Dataset:
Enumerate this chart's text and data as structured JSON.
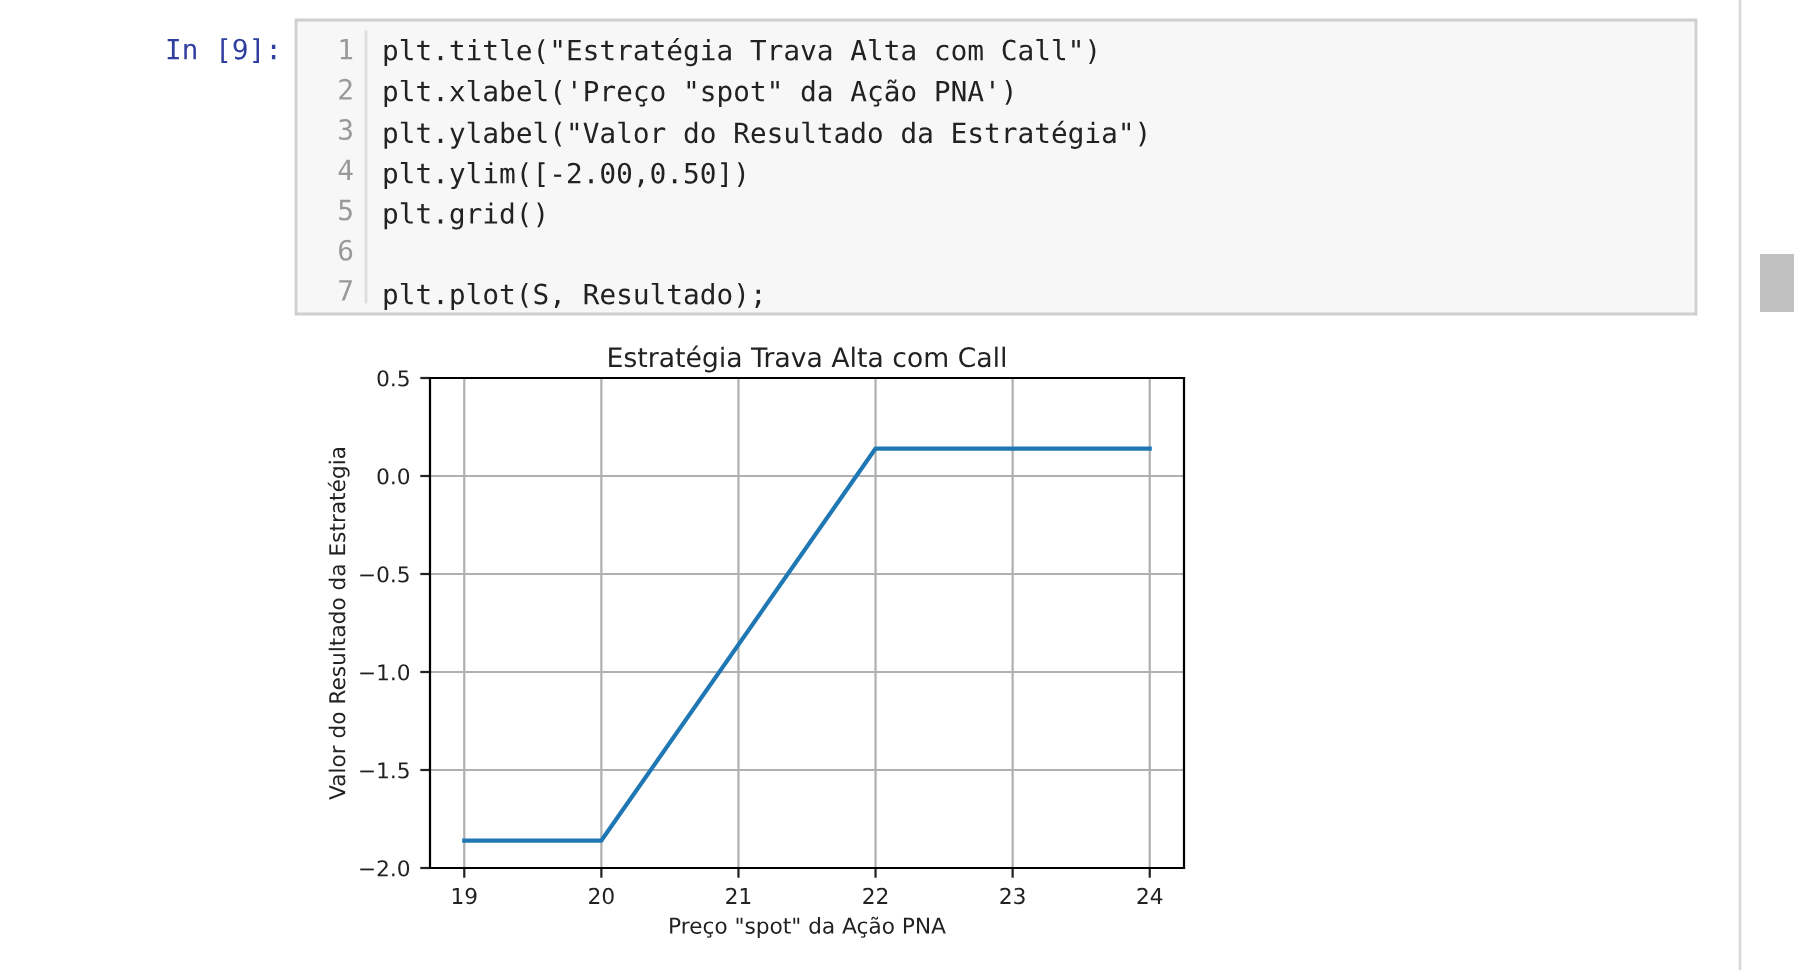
{
  "chart_data": {
    "type": "line",
    "title": "Estratégia Trava Alta com Call",
    "xlabel": "Preço \"spot\" da Ação PNA",
    "ylabel": "Valor do Resultado da Estratégia",
    "annotations": [
      "In [9]:",
      "1\n2\n3\n4\n5\n6\n7",
      "plt.title(\"Estratégia Trava Alta com Call\")\nplt.xlabel('Preço \"spot\" da Ação PNA')\nplt.ylabel(\"Valor do Resultado da Estratégia\")\nplt.ylim([-2.00,0.50])\nplt.grid()\n\nplt.plot(S, Resultado);"
    ],
    "x": [
      19,
      20,
      22,
      24
    ],
    "series": [
      {
        "color": "#1f77b4",
        "values": [
          -1.86,
          -1.86,
          0.14,
          0.14
        ]
      }
    ],
    "xlim": [
      18.75,
      24.25
    ],
    "ylim": [
      -2.0,
      0.5
    ],
    "xticks": [
      19,
      20,
      21,
      22,
      23,
      24
    ],
    "yticks": [
      {
        "value": -2.0,
        "label": "−2.0"
      },
      {
        "value": -1.5,
        "label": "−1.5"
      },
      {
        "value": -1.0,
        "label": "−1.0"
      },
      {
        "value": -0.5,
        "label": "−0.5"
      },
      {
        "value": 0.0,
        "label": "0.0"
      },
      {
        "value": 0.5,
        "label": "0.5"
      }
    ],
    "grid": true
  }
}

Given exercise:
Write the material out again exactly as it appears, dropping the pictures.

Response to the task:
Enumerate this chart's text and data as structured JSON.
{
  "chart_data": {
    "type": "line",
    "title": "Estratégia Trava Alta com Call",
    "xlabel": "Preço \"spot\" da Ação PNA",
    "ylabel": "Valor do Resultado da Estratégia",
    "annotations": [
      "In [9]:",
      "1\n2\n3\n4\n5\n6\n7",
      "plt.title(\"Estratégia Trava Alta com Call\")\nplt.xlabel('Preço \"spot\" da Ação PNA')\nplt.ylabel(\"Valor do Resultado da Estratégia\")\nplt.ylim([-2.00,0.50])\nplt.grid()\n\nplt.plot(S, Resultado);"
    ],
    "x": [
      19,
      20,
      22,
      24
    ],
    "series": [
      {
        "color": "#1f77b4",
        "values": [
          -1.86,
          -1.86,
          0.14,
          0.14
        ]
      }
    ],
    "xlim": [
      18.75,
      24.25
    ],
    "ylim": [
      -2.0,
      0.5
    ],
    "xticks": [
      19,
      20,
      21,
      22,
      23,
      24
    ],
    "yticks": [
      {
        "value": -2.0,
        "label": "−2.0"
      },
      {
        "value": -1.5,
        "label": "−1.5"
      },
      {
        "value": -1.0,
        "label": "−1.0"
      },
      {
        "value": -0.5,
        "label": "−0.5"
      },
      {
        "value": 0.0,
        "label": "0.0"
      },
      {
        "value": 0.5,
        "label": "0.5"
      }
    ],
    "grid": true
  }
}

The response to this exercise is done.